> _WHAT TO PRODUCE_
Output the data verbatim, with nothing added or dropped.

============================================================

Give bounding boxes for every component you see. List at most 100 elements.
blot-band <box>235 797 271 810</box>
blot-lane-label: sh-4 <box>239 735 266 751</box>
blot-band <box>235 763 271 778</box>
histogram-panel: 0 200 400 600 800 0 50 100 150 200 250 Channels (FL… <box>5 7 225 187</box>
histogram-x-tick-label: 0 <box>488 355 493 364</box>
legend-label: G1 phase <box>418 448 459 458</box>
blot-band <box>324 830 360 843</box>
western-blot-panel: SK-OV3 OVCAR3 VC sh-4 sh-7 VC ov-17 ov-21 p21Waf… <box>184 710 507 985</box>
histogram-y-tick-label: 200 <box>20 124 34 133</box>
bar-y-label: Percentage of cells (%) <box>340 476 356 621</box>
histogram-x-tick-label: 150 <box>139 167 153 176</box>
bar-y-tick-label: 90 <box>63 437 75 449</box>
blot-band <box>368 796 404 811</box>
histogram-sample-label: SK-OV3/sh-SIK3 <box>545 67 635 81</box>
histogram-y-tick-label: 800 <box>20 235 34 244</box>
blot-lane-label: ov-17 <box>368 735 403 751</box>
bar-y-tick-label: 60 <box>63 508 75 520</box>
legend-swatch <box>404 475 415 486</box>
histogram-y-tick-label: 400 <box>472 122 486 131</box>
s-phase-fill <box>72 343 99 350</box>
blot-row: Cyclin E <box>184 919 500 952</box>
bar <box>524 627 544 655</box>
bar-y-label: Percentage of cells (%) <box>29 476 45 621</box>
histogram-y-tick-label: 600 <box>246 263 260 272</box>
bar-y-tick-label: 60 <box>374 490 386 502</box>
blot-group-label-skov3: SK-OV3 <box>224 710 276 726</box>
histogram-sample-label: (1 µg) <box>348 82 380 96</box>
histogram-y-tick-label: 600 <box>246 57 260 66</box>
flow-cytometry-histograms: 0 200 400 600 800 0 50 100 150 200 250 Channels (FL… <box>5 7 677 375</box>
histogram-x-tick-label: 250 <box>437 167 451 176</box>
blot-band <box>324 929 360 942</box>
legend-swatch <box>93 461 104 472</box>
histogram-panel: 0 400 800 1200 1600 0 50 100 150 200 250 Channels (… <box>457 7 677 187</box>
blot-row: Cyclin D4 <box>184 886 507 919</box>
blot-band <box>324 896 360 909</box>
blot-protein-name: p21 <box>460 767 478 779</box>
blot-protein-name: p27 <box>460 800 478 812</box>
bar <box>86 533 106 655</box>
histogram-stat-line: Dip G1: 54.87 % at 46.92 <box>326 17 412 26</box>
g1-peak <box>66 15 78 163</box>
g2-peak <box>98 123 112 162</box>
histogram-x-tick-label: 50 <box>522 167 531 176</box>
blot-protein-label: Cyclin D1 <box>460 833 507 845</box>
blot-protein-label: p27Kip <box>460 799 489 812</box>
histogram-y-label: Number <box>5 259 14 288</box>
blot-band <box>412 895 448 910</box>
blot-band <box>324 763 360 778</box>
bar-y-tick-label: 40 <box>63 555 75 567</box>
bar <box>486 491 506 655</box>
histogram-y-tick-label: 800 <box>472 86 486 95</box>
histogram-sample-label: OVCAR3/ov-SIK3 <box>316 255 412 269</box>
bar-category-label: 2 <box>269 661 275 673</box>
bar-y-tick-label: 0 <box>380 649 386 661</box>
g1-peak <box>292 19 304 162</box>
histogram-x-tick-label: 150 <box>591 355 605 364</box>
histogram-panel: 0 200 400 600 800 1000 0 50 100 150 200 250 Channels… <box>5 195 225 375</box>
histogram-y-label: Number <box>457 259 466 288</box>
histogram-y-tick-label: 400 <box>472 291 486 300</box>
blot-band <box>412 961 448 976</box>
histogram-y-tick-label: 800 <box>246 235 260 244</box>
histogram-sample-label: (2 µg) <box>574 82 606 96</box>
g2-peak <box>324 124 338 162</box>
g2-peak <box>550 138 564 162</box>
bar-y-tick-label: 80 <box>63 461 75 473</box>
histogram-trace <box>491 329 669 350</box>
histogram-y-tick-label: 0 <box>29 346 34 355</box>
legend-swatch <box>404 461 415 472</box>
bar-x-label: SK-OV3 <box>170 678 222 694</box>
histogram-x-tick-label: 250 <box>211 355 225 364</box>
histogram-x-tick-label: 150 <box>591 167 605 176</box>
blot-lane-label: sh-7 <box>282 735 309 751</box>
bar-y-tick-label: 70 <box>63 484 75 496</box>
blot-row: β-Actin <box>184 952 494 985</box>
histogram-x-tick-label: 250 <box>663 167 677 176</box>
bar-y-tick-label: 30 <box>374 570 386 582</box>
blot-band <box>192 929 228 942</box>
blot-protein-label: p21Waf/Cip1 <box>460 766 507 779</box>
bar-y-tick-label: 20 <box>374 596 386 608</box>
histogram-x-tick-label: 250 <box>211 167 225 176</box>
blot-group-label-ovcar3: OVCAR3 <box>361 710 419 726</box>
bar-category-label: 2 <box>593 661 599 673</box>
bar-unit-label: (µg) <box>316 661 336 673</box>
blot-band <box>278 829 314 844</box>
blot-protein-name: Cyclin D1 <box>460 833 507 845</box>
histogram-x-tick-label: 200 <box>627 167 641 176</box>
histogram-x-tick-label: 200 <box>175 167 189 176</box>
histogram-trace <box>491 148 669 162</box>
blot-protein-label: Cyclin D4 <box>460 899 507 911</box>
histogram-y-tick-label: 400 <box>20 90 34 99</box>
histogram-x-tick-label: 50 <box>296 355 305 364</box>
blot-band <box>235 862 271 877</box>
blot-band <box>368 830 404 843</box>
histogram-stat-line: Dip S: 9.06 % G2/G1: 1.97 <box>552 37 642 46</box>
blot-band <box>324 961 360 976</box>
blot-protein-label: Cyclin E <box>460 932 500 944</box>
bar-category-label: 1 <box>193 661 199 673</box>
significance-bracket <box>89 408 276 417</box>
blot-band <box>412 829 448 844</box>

============================================================

> _COMPLETED TASK_
Give bounding boxes for every component you see. List at most 100 elements.
blot-band <box>235 797 271 810</box>
blot-lane-label: sh-4 <box>239 735 266 751</box>
blot-band <box>235 763 271 778</box>
histogram-panel: 0 200 400 600 800 0 50 100 150 200 250 Channels (FL… <box>5 7 225 187</box>
histogram-x-tick-label: 0 <box>488 355 493 364</box>
legend-label: G1 phase <box>418 448 459 458</box>
blot-band <box>324 830 360 843</box>
western-blot-panel: SK-OV3 OVCAR3 VC sh-4 sh-7 VC ov-17 ov-21 p21Waf… <box>184 710 507 985</box>
histogram-y-tick-label: 200 <box>20 124 34 133</box>
bar-y-label: Percentage of cells (%) <box>340 476 356 621</box>
histogram-x-tick-label: 150 <box>139 167 153 176</box>
bar-y-tick-label: 90 <box>63 437 75 449</box>
blot-band <box>368 796 404 811</box>
histogram-sample-label: SK-OV3/sh-SIK3 <box>545 67 635 81</box>
histogram-y-tick-label: 800 <box>20 235 34 244</box>
blot-lane-label: ov-17 <box>368 735 403 751</box>
bar-y-tick-label: 60 <box>63 508 75 520</box>
legend-swatch <box>404 475 415 486</box>
histogram-y-tick-label: 400 <box>472 122 486 131</box>
s-phase-fill <box>72 343 99 350</box>
blot-row: Cyclin E <box>184 919 500 952</box>
bar <box>524 627 544 655</box>
bar-y-label: Percentage of cells (%) <box>29 476 45 621</box>
histogram-y-tick-label: 600 <box>246 263 260 272</box>
bar-y-tick-label: 60 <box>374 490 386 502</box>
blot-group-label-skov3: SK-OV3 <box>224 710 276 726</box>
histogram-sample-label: (1 µg) <box>348 82 380 96</box>
histogram-y-tick-label: 600 <box>246 57 260 66</box>
flow-cytometry-histograms: 0 200 400 600 800 0 50 100 150 200 250 Channels (FL… <box>5 7 677 375</box>
histogram-x-tick-label: 250 <box>437 167 451 176</box>
blot-band <box>324 929 360 942</box>
legend-swatch <box>93 461 104 472</box>
histogram-panel: 0 400 800 1200 1600 0 50 100 150 200 250 Channels (… <box>457 7 677 187</box>
blot-row: Cyclin D4 <box>184 886 507 919</box>
blot-band <box>324 896 360 909</box>
blot-protein-name: p21 <box>460 767 478 779</box>
blot-protein-name: p27 <box>460 800 478 812</box>
bar <box>86 533 106 655</box>
histogram-stat-line: Dip G1: 54.87 % at 46.92 <box>326 17 412 26</box>
g1-peak <box>66 15 78 163</box>
g2-peak <box>98 123 112 162</box>
histogram-x-tick-label: 50 <box>522 167 531 176</box>
blot-protein-label: Cyclin D1 <box>460 833 507 845</box>
blot-protein-label: p27Kip <box>460 799 489 812</box>
histogram-y-label: Number <box>5 259 14 288</box>
blot-band <box>412 895 448 910</box>
blot-band <box>324 763 360 778</box>
bar-y-tick-label: 40 <box>63 555 75 567</box>
bar <box>486 491 506 655</box>
histogram-y-tick-label: 800 <box>472 86 486 95</box>
histogram-sample-label: OVCAR3/ov-SIK3 <box>316 255 412 269</box>
bar-category-label: 2 <box>269 661 275 673</box>
bar-y-tick-label: 0 <box>380 649 386 661</box>
g1-peak <box>292 19 304 162</box>
histogram-x-tick-label: 150 <box>591 355 605 364</box>
histogram-panel: 0 200 400 600 800 1000 0 50 100 150 200 250 Channels… <box>5 195 225 375</box>
histogram-y-label: Number <box>457 259 466 288</box>
histogram-y-tick-label: 400 <box>472 291 486 300</box>
blot-band <box>412 961 448 976</box>
histogram-y-tick-label: 800 <box>246 235 260 244</box>
histogram-sample-label: (2 µg) <box>574 82 606 96</box>
g2-peak <box>324 124 338 162</box>
g2-peak <box>550 138 564 162</box>
bar-y-tick-label: 80 <box>63 461 75 473</box>
histogram-trace <box>491 329 669 350</box>
histogram-y-tick-label: 0 <box>29 346 34 355</box>
legend-swatch <box>404 461 415 472</box>
bar-x-label: SK-OV3 <box>170 678 222 694</box>
histogram-x-tick-label: 250 <box>211 355 225 364</box>
histogram-x-tick-label: 150 <box>591 167 605 176</box>
blot-lane-label: sh-7 <box>282 735 309 751</box>
bar-y-tick-label: 70 <box>63 484 75 496</box>
blot-row: β-Actin <box>184 952 494 985</box>
histogram-x-tick-label: 250 <box>663 167 677 176</box>
bar-y-tick-label: 30 <box>374 570 386 582</box>
blot-band <box>192 929 228 942</box>
blot-protein-label: p21Waf/Cip1 <box>460 766 507 779</box>
bar-y-tick-label: 20 <box>374 596 386 608</box>
histogram-x-tick-label: 250 <box>211 167 225 176</box>
blot-group-label-ovcar3: OVCAR3 <box>361 710 419 726</box>
bar-category-label: 2 <box>593 661 599 673</box>
bar-unit-label: (µg) <box>316 661 336 673</box>
blot-band <box>278 829 314 844</box>
blot-protein-name: Cyclin D1 <box>460 833 507 845</box>
histogram-x-tick-label: 200 <box>627 167 641 176</box>
histogram-x-tick-label: 200 <box>175 167 189 176</box>
histogram-trace <box>491 148 669 162</box>
blot-protein-label: Cyclin D4 <box>460 899 507 911</box>
histogram-y-tick-label: 400 <box>20 90 34 99</box>
histogram-x-tick-label: 50 <box>296 355 305 364</box>
blot-band <box>235 862 271 877</box>
blot-band <box>368 830 404 843</box>
histogram-stat-line: Dip S: 9.06 % G2/G1: 1.97 <box>552 37 642 46</box>
blot-band <box>324 961 360 976</box>
blot-protein-label: Cyclin E <box>460 932 500 944</box>
bar-category-label: 1 <box>193 661 199 673</box>
significance-bracket <box>89 408 276 417</box>
blot-band <box>412 829 448 844</box>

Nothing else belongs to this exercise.